── Records shown
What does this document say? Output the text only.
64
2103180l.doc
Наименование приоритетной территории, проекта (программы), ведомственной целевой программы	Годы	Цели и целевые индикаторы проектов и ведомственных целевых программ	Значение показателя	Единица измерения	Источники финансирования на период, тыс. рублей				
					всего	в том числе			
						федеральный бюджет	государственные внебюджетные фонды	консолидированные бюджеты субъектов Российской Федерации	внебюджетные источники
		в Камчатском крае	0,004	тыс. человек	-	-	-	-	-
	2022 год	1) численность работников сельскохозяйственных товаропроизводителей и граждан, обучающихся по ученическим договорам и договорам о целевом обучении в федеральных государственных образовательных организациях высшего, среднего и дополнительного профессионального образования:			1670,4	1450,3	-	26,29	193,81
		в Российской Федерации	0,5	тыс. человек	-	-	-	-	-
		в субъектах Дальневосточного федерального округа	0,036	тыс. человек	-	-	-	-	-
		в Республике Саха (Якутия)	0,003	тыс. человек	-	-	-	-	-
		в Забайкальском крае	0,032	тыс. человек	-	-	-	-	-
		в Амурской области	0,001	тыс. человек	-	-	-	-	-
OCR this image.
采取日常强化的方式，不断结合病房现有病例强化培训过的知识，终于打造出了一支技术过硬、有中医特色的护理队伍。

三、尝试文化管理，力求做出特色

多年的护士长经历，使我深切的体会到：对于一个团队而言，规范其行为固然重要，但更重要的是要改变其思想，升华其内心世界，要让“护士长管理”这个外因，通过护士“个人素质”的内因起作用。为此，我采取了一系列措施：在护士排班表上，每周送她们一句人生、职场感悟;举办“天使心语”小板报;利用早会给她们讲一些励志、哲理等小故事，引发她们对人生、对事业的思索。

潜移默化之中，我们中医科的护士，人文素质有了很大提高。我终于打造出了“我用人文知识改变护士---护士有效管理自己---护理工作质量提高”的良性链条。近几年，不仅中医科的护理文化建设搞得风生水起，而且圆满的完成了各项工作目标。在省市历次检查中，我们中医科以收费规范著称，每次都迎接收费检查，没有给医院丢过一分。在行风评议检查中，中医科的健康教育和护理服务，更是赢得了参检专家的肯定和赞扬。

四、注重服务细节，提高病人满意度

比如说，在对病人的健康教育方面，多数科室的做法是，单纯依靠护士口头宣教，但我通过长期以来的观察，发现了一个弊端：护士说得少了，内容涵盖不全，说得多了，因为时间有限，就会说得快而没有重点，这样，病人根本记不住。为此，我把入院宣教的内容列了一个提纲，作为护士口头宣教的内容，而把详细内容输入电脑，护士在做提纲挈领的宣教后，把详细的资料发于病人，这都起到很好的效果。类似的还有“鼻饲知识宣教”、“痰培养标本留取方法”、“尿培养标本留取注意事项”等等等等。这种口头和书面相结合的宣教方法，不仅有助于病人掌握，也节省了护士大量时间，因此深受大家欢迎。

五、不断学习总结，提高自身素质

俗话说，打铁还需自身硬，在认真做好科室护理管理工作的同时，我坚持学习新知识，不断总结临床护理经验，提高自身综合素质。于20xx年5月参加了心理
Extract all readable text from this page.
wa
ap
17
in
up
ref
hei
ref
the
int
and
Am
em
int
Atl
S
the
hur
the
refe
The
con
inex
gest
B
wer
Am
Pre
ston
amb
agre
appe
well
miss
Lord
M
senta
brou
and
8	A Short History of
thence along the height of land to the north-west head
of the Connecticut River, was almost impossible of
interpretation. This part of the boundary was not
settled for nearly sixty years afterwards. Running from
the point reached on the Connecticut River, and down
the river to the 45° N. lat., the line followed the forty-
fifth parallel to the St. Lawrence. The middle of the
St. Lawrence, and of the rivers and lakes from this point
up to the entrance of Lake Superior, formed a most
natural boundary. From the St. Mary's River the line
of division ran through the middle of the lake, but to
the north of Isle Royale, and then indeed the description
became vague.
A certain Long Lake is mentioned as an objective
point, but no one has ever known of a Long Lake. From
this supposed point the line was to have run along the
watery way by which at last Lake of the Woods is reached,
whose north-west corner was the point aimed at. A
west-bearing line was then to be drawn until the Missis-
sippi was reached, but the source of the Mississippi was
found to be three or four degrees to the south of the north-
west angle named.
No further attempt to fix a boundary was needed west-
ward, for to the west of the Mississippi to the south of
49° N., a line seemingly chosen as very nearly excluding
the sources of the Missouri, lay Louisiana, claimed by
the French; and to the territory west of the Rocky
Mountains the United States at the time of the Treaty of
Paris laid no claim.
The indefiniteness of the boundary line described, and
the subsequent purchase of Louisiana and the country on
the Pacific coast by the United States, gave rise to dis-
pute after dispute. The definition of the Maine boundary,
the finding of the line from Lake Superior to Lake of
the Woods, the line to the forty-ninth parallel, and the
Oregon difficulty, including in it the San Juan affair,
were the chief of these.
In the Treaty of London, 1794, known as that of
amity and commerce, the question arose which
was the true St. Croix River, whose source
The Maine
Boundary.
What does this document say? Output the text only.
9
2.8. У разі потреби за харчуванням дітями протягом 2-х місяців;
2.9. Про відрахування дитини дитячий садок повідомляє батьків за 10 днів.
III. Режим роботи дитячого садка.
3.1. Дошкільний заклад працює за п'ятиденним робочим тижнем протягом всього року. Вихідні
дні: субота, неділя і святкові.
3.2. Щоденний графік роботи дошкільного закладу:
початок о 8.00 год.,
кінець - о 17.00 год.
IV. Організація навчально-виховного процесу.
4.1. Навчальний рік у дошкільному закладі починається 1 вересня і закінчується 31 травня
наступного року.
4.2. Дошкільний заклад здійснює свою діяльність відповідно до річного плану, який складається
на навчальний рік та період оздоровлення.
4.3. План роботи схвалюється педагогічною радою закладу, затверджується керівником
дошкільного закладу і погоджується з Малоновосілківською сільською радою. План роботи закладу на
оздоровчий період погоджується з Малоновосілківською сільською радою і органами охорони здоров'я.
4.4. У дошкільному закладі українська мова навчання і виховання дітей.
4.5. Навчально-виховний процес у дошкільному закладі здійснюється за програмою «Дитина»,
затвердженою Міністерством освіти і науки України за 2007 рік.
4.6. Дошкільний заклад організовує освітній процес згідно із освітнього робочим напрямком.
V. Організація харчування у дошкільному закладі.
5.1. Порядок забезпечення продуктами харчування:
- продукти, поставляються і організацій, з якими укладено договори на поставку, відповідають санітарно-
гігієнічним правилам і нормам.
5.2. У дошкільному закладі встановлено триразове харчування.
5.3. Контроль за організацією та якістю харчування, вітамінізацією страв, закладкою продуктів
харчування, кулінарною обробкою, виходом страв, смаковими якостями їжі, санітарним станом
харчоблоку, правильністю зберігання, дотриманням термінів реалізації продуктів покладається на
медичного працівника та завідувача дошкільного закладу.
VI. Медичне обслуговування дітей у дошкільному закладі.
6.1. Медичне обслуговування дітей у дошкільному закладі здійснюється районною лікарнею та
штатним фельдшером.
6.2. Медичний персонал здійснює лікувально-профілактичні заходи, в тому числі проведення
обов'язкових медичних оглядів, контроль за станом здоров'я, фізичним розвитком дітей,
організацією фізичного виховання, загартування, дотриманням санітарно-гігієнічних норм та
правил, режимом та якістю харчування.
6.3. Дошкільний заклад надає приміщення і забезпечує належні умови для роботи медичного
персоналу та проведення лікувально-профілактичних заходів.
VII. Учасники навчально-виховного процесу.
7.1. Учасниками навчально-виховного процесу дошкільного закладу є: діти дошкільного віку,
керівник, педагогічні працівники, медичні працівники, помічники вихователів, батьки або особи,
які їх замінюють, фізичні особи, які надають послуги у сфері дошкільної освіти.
────
● Direction: Your task is to list each line of the records with the word "особи".

● Answer to this task:
керівник, педагогічні працівники, медичні працівники, помічники вихователів, батьки або особи,
які їх замінюють, фізичні особи, які надають послуги у сфері дошкільної освіти.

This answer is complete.